__Job__.
Print the data that follows exactly.

__Entries__.
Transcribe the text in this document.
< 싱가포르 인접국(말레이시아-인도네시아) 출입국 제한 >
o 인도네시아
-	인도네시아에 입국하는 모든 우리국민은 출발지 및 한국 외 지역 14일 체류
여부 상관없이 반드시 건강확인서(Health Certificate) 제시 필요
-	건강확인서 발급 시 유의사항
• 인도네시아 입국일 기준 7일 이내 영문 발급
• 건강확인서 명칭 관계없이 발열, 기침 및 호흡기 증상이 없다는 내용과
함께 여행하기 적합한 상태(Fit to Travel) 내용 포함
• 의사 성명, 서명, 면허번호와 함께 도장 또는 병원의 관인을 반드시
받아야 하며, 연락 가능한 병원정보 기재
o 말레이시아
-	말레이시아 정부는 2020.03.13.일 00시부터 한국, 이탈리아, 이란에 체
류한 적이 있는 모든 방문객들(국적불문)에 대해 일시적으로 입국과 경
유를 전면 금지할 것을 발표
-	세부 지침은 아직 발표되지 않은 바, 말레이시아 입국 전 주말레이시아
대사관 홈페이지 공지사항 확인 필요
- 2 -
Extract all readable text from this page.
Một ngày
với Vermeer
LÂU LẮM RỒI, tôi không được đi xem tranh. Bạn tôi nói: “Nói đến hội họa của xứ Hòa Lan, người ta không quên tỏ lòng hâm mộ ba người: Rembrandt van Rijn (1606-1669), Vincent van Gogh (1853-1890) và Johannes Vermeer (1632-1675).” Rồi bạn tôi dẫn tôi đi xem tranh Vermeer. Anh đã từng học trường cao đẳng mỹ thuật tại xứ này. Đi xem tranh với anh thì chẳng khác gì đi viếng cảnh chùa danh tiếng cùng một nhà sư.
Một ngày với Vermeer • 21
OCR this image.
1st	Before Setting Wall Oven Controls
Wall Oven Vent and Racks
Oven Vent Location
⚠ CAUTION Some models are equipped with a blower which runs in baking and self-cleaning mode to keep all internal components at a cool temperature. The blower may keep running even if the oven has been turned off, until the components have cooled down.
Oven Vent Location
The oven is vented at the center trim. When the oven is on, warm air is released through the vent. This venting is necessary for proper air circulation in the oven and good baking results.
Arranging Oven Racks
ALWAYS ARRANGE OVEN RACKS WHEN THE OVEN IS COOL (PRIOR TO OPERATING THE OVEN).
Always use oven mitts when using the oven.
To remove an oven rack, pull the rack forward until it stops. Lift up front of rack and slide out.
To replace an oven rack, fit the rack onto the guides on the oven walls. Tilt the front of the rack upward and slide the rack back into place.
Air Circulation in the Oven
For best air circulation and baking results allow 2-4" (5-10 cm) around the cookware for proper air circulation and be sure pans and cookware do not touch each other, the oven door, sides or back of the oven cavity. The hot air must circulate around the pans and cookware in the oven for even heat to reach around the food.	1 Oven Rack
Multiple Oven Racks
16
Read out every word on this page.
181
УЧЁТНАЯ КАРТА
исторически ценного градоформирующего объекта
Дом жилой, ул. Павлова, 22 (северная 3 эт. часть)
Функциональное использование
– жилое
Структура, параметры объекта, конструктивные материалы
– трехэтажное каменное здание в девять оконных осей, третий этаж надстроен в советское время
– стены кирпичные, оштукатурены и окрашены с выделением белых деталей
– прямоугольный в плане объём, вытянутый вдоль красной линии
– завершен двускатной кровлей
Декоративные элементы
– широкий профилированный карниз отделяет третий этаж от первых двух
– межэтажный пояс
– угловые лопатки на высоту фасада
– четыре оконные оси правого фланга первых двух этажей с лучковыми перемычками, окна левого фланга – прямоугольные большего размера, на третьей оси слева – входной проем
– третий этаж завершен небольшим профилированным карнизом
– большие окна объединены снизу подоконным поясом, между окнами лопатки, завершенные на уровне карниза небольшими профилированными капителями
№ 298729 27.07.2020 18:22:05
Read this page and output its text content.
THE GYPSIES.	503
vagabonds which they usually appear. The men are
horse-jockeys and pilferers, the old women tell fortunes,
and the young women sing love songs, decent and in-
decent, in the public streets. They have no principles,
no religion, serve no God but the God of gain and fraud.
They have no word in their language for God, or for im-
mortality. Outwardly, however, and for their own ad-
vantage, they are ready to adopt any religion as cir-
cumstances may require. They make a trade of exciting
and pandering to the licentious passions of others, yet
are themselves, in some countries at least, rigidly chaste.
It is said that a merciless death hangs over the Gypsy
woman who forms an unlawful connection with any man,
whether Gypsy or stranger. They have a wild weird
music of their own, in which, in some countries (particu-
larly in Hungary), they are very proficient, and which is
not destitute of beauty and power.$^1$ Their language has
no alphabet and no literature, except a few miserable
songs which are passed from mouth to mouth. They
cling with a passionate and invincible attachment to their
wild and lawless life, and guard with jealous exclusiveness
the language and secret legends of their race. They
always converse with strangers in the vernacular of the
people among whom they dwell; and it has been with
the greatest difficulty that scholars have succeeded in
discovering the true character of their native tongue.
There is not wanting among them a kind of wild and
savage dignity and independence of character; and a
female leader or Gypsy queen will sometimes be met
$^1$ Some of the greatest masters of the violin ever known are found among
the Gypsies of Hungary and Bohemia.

__Correct answer__.
Transcribe the text in this document.
< 싱가포르 인접국(말레이시아-인도네시아) 출입국 제한 >
o 인도네시아
-	인도네시아에 입국하는 모든 우리국민은 출발지 및 한국 외 지역 14일 체류
여부 상관없이 반드시 건강확인서(Health Certificate) 제시 필요
-	건강확인서 발급 시 유의사항
• 인도네시아 입국일 기준 7일 이내 영문 발급
• 건강확인서 명칭 관계없이 발열, 기침 및 호흡기 증상이 없다는 내용과
함께 여행하기 적합한 상태(Fit to Travel) 내용 포함
• 의사 성명, 서명, 면허번호와 함께 도장 또는 병원의 관인을 반드시
받아야 하며, 연락 가능한 병원정보 기재
o 말레이시아
-	말레이시아 정부는 2020.03.13.일 00시부터 한국, 이탈리아, 이란에 체
류한 적이 있는 모든 방문객들(국적불문)에 대해 일시적으로 입국과 경
유를 전면 금지할 것을 발표
-	세부 지침은 아직 발표되지 않은 바, 말레이시아 입국 전 주말레이시아
대사관 홈페이지 공지사항 확인 필요
- 2 -
Extract all readable text from this page.
Một ngày
với Vermeer
LÂU LẮM RỒI, tôi không được đi xem tranh. Bạn tôi nói: “Nói đến hội họa của xứ Hòa Lan, người ta không quên tỏ lòng hâm mộ ba người: Rembrandt van Rijn (1606-1669), Vincent van Gogh (1853-1890) và Johannes Vermeer (1632-1675).” Rồi bạn tôi dẫn tôi đi xem tranh Vermeer. Anh đã từng học trường cao đẳng mỹ thuật tại xứ này. Đi xem tranh với anh thì chẳng khác gì đi viếng cảnh chùa danh tiếng cùng một nhà sư.
Một ngày với Vermeer • 21
OCR this image.
1st	Before Setting Wall Oven Controls
Wall Oven Vent and Racks
Oven Vent Location
⚠ CAUTION Some models are equipped with a blower which runs in baking and self-cleaning mode to keep all internal components at a cool temperature. The blower may keep running even if the oven has been turned off, until the components have cooled down.
Oven Vent Location
The oven is vented at the center trim. When the oven is on, warm air is released through the vent. This venting is necessary for proper air circulation in the oven and good baking results.
Arranging Oven Racks
ALWAYS ARRANGE OVEN RACKS WHEN THE OVEN IS COOL (PRIOR TO OPERATING THE OVEN).
Always use oven mitts when using the oven.
To remove an oven rack, pull the rack forward until it stops. Lift up front of rack and slide out.
To replace an oven rack, fit the rack onto the guides on the oven walls. Tilt the front of the rack upward and slide the rack back into place.
Air Circulation in the Oven
For best air circulation and baking results allow 2-4" (5-10 cm) around the cookware for proper air circulation and be sure pans and cookware do not touch each other, the oven door, sides or back of the oven cavity. The hot air must circulate around the pans and cookware in the oven for even heat to reach around the food.	1 Oven Rack
Multiple Oven Racks
16
Read out every word on this page.
181
УЧЁТНАЯ КАРТА
исторически ценного градоформирующего объекта
Дом жилой, ул. Павлова, 22 (северная 3 эт. часть)
Функциональное использование
– жилое
Структура, параметры объекта, конструктивные материалы
– трехэтажное каменное здание в девять оконных осей, третий этаж надстроен в советское время
– стены кирпичные, оштукатурены и окрашены с выделением белых деталей
– прямоугольный в плане объём, вытянутый вдоль красной линии
– завершен двускатной кровлей
Декоративные элементы
– широкий профилированный карниз отделяет третий этаж от первых двух
– межэтажный пояс
– угловые лопатки на высоту фасада
– четыре оконные оси правого фланга первых двух этажей с лучковыми перемычками, окна левого фланга – прямоугольные большего размера, на третьей оси слева – входной проем
– третий этаж завершен небольшим профилированным карнизом
– большие окна объединены снизу подоконным поясом, между окнами лопатки, завершенные на уровне карниза небольшими профилированными капителями
№ 298729 27.07.2020 18:22:05
Read this page and output its text content.
THE GYPSIES.	503
vagabonds which they usually appear. The men are
horse-jockeys and pilferers, the old women tell fortunes,
and the young women sing love songs, decent and in-
decent, in the public streets. They have no principles,
no religion, serve no God but the God of gain and fraud.
They have no word in their language for God, or for im-
mortality. Outwardly, however, and for their own ad-
vantage, they are ready to adopt any religion as cir-
cumstances may require. They make a trade of exciting
and pandering to the licentious passions of others, yet
are themselves, in some countries at least, rigidly chaste.
It is said that a merciless death hangs over the Gypsy
woman who forms an unlawful connection with any man,
whether Gypsy or stranger. They have a wild weird
music of their own, in which, in some countries (particu-
larly in Hungary), they are very proficient, and which is
not destitute of beauty and power.$^1$ Their language has
no alphabet and no literature, except a few miserable
songs which are passed from mouth to mouth. They
cling with a passionate and invincible attachment to their
wild and lawless life, and guard with jealous exclusiveness
the language and secret legends of their race. They
always converse with strangers in the vernacular of the
people among whom they dwell; and it has been with
the greatest difficulty that scholars have succeeded in
discovering the true character of their native tongue.
There is not wanting among them a kind of wild and
savage dignity and independence of character; and a
female leader or Gypsy queen will sometimes be met
$^1$ Some of the greatest masters of the violin ever known are found among
the Gypsies of Hungary and Bohemia.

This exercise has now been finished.